[Job] Search the records for the word "Index" and pick out every line that has it.

[Supplied information]
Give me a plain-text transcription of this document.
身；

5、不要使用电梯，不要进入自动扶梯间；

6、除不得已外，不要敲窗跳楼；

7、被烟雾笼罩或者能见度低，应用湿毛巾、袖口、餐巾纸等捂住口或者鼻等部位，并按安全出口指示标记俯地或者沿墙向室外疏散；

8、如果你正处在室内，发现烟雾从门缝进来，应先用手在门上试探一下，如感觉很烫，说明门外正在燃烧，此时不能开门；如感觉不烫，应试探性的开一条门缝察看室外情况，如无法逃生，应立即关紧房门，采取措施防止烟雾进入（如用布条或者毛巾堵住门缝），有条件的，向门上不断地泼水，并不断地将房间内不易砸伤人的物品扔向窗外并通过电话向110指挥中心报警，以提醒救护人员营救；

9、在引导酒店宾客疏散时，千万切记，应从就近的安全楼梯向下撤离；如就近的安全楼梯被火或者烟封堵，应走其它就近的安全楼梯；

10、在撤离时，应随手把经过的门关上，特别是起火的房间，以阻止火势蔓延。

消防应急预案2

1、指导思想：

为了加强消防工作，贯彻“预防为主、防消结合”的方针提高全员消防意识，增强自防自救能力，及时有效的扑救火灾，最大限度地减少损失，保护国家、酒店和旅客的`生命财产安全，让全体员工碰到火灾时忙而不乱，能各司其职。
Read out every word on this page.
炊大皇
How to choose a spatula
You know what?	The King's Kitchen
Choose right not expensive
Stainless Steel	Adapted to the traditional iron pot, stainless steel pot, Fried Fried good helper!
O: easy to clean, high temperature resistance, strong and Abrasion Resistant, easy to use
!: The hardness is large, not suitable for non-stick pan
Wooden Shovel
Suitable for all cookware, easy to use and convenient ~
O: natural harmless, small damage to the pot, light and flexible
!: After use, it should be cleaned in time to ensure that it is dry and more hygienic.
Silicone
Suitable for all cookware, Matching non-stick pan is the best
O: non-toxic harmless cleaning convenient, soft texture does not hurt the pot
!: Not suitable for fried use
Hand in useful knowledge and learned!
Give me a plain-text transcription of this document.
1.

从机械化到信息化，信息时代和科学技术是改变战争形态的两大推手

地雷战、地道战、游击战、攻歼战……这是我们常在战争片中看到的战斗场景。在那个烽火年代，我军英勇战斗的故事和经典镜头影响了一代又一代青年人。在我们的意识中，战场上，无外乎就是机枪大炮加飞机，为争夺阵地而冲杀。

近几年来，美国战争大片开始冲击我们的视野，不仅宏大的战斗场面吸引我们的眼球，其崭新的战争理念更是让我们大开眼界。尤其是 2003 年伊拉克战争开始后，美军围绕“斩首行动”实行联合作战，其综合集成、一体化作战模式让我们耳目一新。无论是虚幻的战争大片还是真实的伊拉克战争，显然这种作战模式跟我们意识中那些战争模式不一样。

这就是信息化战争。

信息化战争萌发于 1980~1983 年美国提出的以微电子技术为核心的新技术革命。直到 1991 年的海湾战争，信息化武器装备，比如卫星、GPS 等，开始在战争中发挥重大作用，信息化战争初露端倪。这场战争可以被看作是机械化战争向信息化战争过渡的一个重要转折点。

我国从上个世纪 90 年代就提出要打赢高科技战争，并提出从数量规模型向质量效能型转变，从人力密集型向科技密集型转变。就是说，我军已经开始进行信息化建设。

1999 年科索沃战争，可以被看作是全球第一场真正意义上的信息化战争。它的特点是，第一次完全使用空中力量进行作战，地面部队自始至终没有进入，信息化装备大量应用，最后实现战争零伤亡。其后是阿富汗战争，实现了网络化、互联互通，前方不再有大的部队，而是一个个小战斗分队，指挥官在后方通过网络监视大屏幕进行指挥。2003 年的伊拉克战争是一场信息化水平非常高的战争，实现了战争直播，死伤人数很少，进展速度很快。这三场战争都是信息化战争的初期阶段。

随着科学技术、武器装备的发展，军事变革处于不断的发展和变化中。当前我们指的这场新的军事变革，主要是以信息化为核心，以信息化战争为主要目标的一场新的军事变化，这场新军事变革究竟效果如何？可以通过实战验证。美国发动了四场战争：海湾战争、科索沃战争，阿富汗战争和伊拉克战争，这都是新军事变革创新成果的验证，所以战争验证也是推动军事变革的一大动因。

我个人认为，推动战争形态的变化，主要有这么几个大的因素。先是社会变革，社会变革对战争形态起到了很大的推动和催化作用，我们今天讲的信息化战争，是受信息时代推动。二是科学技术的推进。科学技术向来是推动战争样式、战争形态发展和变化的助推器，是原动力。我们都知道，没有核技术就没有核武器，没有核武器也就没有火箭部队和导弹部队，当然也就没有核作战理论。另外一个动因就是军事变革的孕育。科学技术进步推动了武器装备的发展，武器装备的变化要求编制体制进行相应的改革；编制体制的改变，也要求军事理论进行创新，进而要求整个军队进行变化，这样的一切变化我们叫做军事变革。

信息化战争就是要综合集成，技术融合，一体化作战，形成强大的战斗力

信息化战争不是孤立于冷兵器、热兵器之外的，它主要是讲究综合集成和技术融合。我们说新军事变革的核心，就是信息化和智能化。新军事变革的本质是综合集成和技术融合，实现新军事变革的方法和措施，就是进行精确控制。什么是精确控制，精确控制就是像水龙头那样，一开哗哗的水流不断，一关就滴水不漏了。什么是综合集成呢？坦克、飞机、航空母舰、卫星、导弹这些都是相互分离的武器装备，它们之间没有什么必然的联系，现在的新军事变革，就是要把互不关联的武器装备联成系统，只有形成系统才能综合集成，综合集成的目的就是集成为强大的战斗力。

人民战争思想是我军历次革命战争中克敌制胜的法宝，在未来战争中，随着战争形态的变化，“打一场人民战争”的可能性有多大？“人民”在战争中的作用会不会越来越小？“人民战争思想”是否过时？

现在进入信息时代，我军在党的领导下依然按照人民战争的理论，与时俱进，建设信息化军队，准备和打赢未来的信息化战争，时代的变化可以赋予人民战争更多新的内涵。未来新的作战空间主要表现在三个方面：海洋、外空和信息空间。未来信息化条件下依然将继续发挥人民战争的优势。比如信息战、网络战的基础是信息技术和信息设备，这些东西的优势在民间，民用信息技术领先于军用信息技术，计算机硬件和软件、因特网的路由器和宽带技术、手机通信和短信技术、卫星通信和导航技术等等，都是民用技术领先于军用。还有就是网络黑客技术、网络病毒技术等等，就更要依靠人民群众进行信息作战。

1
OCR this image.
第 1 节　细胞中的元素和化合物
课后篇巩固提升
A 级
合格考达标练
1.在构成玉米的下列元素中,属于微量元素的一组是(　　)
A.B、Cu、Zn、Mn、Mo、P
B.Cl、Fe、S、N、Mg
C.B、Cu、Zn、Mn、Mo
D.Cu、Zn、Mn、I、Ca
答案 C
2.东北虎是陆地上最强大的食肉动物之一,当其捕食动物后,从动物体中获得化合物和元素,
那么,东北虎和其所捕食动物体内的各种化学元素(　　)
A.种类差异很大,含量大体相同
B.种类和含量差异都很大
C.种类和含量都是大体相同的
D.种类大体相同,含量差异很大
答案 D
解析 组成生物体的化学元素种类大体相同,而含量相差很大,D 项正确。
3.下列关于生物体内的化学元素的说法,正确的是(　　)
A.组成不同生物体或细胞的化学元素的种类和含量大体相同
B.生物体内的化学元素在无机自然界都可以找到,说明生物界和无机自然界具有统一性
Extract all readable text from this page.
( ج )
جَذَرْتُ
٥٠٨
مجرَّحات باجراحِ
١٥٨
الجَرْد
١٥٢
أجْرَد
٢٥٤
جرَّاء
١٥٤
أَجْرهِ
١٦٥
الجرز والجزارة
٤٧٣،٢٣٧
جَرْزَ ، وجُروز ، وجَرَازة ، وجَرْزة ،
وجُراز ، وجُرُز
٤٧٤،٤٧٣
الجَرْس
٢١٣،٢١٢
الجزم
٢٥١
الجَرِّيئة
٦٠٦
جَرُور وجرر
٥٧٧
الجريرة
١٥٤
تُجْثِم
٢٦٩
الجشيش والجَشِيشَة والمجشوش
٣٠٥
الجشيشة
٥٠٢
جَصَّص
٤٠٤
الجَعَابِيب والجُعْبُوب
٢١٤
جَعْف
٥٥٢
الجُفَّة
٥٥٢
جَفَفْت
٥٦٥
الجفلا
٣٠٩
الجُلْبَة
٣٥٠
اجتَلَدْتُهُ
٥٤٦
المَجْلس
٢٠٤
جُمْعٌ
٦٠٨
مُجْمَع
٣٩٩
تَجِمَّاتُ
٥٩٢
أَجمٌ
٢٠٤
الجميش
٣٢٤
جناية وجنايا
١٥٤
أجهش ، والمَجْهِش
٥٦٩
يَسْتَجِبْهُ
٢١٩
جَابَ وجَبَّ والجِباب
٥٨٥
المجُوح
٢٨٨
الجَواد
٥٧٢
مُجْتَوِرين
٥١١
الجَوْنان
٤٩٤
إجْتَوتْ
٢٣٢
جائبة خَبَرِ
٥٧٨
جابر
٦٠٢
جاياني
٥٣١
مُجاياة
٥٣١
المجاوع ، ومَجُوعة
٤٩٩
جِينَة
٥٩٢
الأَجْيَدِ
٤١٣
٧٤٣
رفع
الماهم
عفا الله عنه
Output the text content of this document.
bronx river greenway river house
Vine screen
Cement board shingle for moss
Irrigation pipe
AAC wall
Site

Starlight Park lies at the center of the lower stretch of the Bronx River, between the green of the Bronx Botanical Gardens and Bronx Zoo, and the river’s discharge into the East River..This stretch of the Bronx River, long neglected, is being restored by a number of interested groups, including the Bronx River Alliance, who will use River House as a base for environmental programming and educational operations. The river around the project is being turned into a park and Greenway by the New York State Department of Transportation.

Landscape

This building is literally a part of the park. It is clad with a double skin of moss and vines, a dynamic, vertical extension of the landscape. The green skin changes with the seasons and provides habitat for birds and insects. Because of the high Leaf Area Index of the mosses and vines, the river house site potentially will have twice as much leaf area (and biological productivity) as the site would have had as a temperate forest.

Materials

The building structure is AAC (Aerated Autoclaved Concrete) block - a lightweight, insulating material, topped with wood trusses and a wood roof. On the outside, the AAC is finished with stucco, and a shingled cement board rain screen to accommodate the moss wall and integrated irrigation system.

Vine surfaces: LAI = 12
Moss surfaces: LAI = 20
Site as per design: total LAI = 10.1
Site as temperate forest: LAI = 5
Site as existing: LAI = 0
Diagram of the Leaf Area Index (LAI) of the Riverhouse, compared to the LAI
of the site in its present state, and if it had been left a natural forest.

[Answer below]
This building is literally a part of the park. It is clad with a double skin of moss and vines, a dynamic, vertical extension of the landscape. The green skin changes with the seasons and provides habitat for birds and insects. Because of the high Leaf Area Index of the mosses and vines, the river house site potentially will have twice as much leaf area (and biological productivity) as the site would have had as a temperate forest.
Diagram of the Leaf Area Index (LAI) of the Riverhouse, compared to the LAI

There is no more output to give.